**Input data:**
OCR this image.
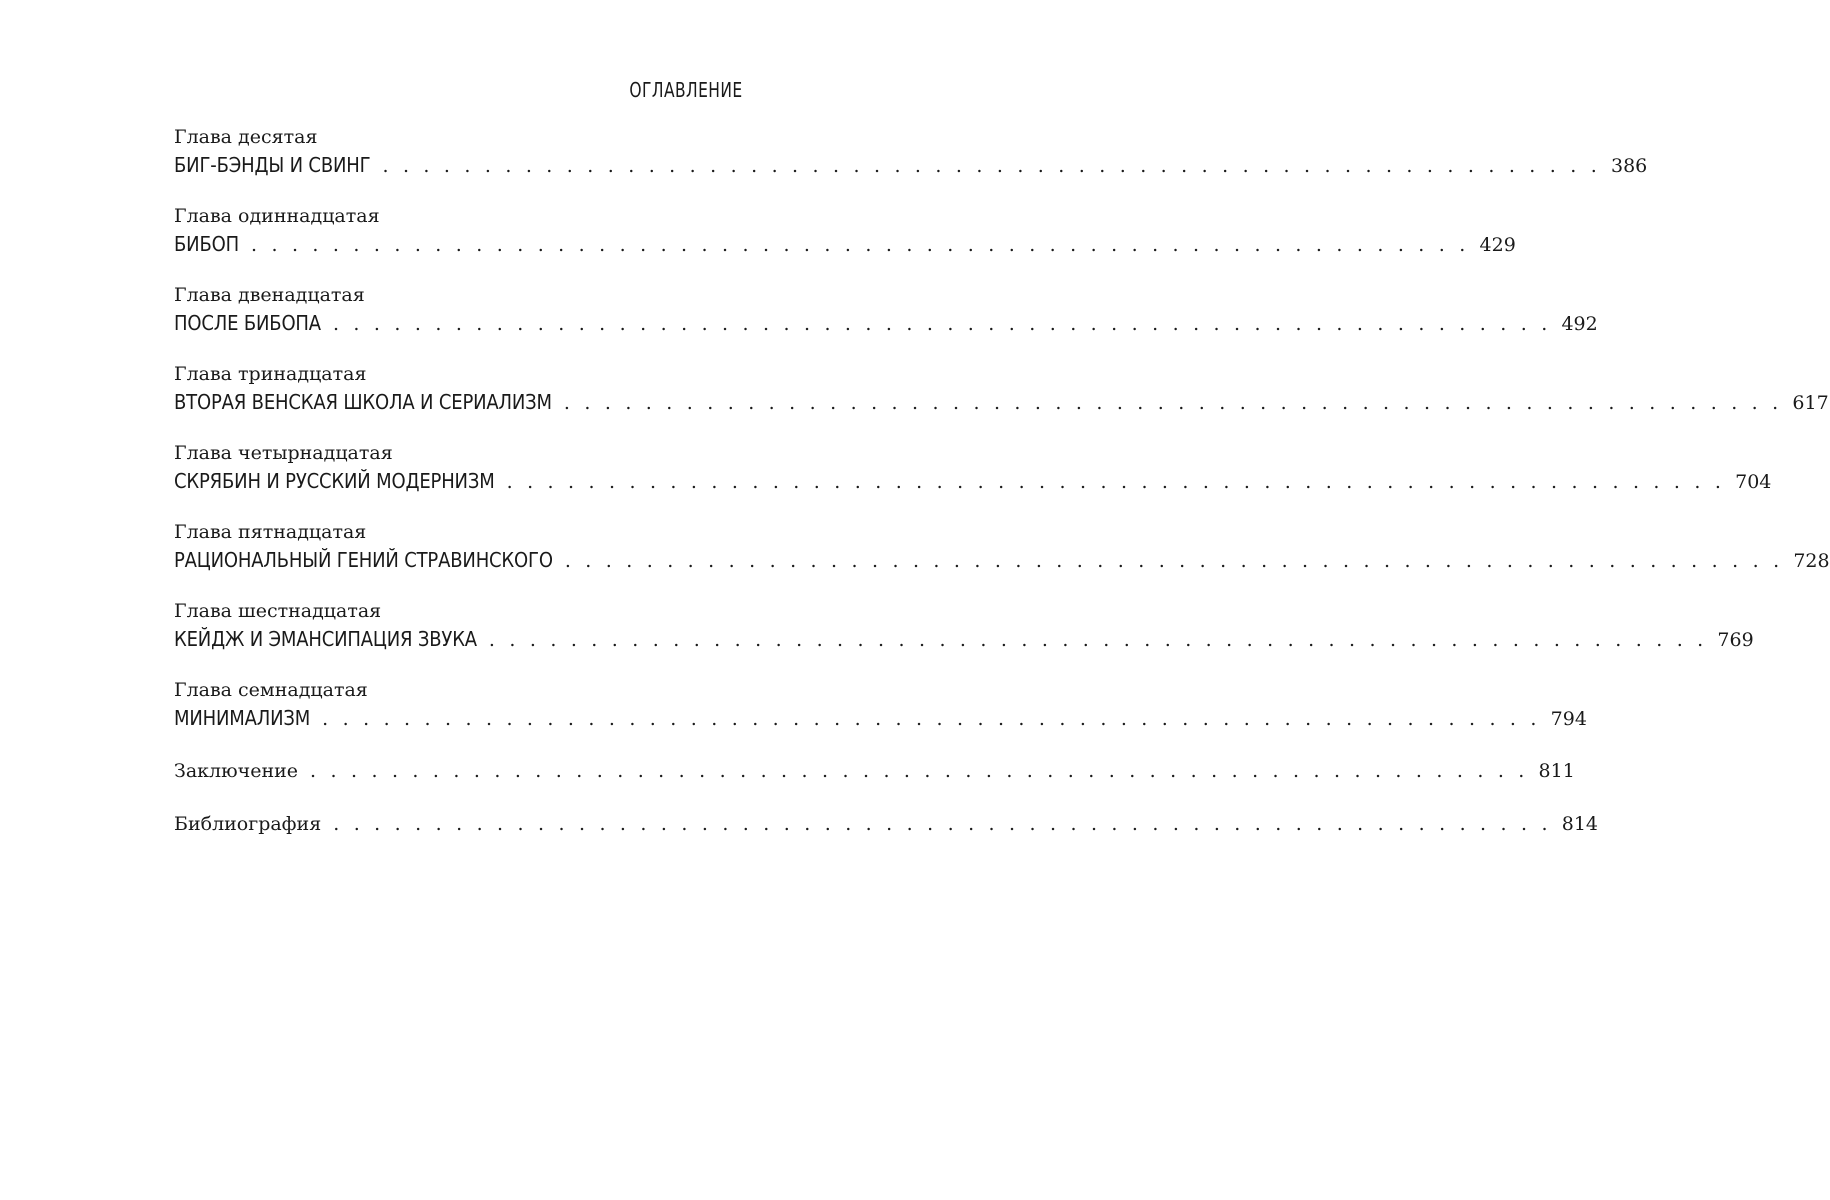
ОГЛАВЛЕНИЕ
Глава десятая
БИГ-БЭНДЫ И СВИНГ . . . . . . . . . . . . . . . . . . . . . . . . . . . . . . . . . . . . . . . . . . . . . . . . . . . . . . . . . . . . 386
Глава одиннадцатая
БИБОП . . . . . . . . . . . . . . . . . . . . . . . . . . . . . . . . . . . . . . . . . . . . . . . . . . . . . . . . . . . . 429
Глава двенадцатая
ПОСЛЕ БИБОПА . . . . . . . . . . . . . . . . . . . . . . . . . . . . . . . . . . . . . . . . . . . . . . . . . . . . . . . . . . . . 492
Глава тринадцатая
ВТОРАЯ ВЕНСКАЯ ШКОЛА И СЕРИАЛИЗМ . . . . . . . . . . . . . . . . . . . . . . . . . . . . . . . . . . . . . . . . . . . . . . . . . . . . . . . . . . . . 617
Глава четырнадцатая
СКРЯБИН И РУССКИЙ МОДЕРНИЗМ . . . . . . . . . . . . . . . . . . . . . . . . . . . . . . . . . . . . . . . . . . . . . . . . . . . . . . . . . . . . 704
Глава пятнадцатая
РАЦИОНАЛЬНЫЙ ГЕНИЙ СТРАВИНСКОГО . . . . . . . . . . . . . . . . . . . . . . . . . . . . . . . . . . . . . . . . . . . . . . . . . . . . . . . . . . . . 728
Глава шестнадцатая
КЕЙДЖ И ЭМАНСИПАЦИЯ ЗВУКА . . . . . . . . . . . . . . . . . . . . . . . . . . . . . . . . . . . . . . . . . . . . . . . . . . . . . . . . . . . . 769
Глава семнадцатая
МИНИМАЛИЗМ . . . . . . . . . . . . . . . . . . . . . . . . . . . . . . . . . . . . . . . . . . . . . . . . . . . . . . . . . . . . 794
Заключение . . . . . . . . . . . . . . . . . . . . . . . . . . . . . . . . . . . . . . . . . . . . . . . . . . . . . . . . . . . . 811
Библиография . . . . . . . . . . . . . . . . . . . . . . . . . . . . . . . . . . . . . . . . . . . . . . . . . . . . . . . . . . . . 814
* * *
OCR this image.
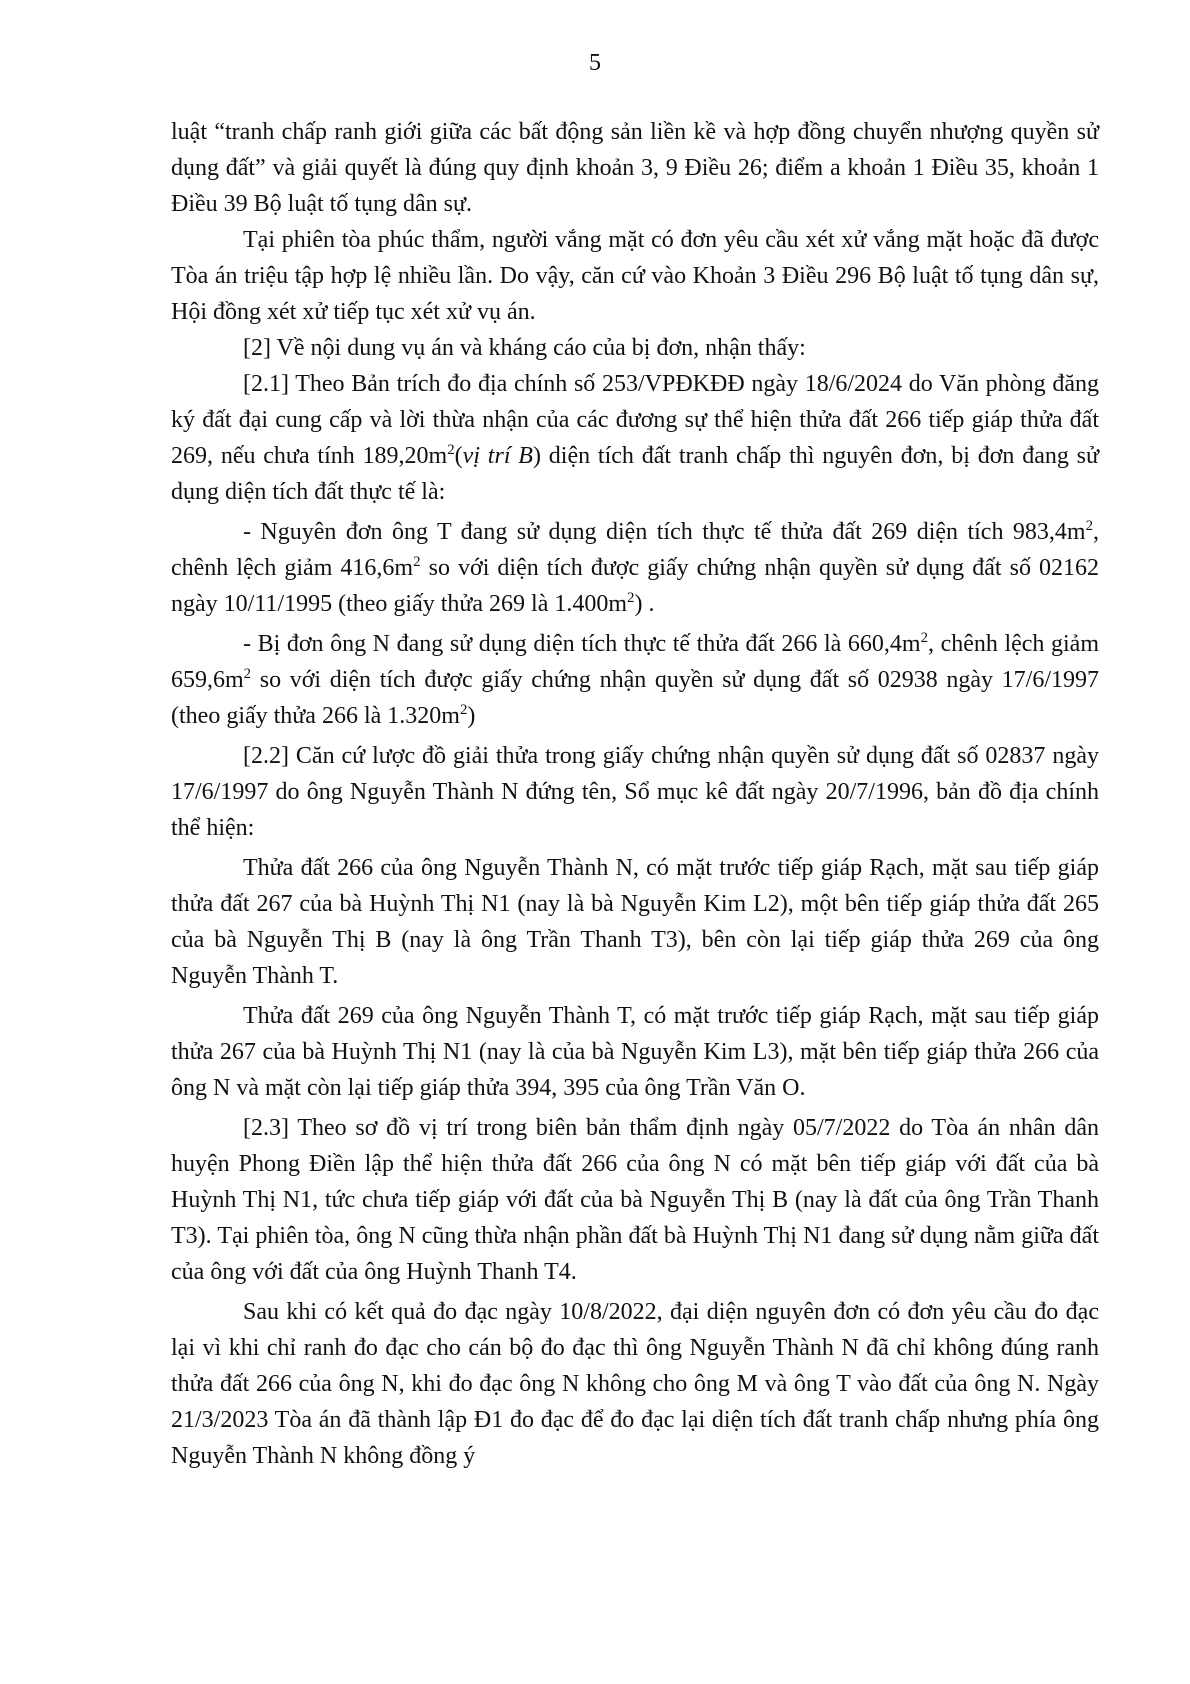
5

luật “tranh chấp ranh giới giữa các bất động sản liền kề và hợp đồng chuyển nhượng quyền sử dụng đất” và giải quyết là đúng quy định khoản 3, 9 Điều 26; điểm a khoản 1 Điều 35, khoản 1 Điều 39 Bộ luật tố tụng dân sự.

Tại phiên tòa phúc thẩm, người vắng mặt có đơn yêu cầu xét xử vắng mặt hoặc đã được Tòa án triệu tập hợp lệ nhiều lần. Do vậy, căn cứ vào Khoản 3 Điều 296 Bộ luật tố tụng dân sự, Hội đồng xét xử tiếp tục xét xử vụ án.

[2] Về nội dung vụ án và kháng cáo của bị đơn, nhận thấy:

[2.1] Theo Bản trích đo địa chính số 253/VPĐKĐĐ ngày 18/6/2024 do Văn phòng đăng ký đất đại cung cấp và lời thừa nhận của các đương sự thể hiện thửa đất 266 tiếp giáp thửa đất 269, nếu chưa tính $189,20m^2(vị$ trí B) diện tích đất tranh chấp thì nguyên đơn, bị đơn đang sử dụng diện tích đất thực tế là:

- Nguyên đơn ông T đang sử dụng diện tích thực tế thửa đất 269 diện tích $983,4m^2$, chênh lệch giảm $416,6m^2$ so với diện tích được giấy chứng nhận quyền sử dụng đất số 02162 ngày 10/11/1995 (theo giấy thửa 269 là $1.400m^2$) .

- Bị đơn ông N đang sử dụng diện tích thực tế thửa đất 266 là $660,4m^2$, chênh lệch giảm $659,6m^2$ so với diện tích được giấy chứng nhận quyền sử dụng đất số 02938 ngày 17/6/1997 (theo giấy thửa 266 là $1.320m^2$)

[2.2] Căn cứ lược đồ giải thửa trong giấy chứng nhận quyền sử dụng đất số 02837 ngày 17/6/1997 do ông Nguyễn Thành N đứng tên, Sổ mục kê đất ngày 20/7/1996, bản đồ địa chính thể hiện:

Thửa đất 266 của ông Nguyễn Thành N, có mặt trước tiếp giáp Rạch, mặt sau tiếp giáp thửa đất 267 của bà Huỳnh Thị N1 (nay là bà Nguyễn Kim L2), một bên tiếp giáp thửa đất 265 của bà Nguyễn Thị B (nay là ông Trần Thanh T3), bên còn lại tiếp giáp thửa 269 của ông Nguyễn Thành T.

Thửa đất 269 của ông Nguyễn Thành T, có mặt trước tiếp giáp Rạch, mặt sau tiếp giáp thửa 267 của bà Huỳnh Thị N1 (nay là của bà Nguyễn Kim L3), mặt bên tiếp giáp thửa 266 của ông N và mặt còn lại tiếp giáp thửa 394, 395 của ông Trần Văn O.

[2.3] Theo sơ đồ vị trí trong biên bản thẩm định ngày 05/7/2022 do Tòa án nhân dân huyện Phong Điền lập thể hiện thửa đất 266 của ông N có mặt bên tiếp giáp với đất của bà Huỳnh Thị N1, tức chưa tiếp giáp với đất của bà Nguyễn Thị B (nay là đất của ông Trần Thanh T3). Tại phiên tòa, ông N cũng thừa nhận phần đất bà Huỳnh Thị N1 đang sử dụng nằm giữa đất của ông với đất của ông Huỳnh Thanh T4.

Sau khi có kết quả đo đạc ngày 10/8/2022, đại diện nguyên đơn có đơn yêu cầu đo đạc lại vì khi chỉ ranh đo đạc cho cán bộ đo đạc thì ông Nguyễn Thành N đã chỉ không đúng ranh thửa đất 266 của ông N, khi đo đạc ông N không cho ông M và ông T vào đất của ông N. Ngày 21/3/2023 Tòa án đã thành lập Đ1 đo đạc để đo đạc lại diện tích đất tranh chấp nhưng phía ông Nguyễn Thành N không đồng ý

**Task to carry out:**
Read the entries and select each line where the word "giải" is found.

**Output for this task:**
luật “tranh chấp ranh giới giữa các bất động sản liền kề và hợp đồng chuyển nhượng quyền sử dụng đất” và giải quyết là đúng quy định khoản 3, 9 Điều 26; điểm a khoản 1 Điều 35, khoản 1 Điều 39 Bộ luật tố tụng dân sự.
[2.2] Căn cứ lược đồ giải thửa trong giấy chứng nhận quyền sử dụng đất số 02837 ngày 17/6/1997 do ông Nguyễn Thành N đứng tên, Sổ mục kê đất ngày 20/7/1996, bản đồ địa chính thể hiện:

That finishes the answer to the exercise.